EXERCISE INSTRUCTIONS:
Report each line of the data that has "JSON" somewhere in it.

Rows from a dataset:
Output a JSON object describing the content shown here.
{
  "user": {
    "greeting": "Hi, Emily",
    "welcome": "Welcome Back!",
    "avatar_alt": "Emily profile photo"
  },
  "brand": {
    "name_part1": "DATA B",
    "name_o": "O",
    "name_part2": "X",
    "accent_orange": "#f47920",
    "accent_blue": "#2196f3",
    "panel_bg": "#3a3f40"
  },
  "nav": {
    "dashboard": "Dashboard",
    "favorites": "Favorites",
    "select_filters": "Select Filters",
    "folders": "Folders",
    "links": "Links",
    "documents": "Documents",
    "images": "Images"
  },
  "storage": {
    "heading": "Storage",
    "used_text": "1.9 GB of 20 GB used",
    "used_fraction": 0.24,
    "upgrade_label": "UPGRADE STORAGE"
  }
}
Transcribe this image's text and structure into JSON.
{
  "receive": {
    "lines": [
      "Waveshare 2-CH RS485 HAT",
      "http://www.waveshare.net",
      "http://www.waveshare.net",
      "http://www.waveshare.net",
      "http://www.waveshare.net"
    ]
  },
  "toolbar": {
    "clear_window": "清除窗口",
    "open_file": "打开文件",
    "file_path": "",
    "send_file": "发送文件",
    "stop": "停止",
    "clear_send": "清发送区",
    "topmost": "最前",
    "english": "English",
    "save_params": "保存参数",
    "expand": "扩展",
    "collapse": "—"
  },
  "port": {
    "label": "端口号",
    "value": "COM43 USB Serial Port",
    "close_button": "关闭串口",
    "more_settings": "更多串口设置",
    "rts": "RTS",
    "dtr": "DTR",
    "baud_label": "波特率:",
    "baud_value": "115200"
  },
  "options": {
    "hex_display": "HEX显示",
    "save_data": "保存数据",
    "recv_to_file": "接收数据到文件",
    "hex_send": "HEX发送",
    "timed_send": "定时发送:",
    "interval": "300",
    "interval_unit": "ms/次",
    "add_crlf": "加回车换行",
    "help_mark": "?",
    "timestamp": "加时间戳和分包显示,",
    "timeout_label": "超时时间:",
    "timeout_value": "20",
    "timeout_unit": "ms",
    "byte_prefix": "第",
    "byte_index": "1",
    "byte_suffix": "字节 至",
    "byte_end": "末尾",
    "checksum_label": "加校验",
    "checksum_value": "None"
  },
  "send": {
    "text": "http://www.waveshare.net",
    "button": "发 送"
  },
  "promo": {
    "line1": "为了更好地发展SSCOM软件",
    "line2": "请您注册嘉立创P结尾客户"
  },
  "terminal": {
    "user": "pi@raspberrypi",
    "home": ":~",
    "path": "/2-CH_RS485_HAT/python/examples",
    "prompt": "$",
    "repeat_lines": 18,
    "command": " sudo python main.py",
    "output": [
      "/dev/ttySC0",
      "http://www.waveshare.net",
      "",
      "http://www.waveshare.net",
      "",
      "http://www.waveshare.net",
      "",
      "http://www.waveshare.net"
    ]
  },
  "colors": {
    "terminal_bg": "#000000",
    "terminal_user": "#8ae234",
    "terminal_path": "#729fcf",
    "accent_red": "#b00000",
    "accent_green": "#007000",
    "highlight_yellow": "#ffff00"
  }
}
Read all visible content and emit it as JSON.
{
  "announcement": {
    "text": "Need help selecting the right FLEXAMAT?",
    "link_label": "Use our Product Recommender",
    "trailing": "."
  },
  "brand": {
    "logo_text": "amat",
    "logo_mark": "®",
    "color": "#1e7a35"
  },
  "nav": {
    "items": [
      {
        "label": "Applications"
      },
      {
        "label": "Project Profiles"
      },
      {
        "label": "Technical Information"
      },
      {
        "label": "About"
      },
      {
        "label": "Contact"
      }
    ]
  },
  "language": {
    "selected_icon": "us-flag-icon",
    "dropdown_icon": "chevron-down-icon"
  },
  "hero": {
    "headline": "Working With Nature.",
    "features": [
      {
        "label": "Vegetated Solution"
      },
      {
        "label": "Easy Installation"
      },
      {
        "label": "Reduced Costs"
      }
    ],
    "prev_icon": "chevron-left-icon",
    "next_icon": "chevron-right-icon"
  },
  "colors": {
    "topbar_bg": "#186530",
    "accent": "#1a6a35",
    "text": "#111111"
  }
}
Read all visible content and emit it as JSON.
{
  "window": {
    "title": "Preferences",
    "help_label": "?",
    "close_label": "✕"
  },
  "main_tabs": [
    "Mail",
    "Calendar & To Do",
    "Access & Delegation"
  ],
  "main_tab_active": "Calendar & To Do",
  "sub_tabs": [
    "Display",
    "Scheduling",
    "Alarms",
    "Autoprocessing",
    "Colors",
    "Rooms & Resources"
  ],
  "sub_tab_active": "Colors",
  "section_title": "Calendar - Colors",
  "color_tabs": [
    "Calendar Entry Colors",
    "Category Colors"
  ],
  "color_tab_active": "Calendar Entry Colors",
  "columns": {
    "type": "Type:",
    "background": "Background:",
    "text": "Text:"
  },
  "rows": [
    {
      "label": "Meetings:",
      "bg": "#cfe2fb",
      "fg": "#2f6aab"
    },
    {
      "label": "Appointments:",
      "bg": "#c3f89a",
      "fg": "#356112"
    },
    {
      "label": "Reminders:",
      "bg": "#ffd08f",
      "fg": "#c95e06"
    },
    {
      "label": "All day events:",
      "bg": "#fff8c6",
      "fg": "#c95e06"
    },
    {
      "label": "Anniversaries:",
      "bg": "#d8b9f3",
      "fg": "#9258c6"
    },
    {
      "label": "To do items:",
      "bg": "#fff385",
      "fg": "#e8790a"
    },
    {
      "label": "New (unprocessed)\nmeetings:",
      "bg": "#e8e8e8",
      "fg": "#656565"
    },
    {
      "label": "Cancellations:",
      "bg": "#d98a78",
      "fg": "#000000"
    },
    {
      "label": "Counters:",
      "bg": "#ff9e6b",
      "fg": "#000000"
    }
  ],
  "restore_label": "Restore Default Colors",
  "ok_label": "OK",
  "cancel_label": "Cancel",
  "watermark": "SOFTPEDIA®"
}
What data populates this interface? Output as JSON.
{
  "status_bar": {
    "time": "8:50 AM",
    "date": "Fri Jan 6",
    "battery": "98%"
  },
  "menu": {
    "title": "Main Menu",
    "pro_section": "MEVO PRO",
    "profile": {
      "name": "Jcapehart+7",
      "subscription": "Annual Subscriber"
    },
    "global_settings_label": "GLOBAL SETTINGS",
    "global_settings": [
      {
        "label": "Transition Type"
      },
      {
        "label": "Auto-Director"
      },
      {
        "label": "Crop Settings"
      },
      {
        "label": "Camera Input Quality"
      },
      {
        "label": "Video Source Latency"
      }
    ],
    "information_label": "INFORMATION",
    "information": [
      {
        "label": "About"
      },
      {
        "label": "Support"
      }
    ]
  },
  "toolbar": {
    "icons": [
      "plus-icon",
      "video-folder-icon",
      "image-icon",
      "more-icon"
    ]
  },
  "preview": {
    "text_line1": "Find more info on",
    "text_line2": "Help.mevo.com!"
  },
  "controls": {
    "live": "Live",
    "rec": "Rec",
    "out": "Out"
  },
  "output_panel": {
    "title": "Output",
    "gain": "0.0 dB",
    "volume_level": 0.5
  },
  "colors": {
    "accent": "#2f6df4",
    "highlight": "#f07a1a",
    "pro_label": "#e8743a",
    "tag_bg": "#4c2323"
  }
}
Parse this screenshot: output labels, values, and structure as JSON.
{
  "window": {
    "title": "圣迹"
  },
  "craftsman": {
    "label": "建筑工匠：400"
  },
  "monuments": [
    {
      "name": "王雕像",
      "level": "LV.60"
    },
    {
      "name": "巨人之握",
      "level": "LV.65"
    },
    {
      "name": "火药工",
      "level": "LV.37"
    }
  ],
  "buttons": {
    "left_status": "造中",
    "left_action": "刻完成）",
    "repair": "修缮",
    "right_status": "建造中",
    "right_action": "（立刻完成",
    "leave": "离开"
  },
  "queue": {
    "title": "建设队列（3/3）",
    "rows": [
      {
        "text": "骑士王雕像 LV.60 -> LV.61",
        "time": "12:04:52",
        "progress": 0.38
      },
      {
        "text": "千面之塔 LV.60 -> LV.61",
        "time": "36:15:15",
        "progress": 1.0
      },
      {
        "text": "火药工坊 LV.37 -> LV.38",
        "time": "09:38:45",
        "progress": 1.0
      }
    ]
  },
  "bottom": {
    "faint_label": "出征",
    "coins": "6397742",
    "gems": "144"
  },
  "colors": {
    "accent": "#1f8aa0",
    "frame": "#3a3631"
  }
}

EXERCISE RESULT:
Output a JSON object describing the content shown here.
Transcribe this image's text and structure into JSON.
Read all visible content and emit it as JSON.
Read all visible content and emit it as JSON.
What data populates this interface? Output as JSON.
Parse this screenshot: output labels, values, and structure as JSON.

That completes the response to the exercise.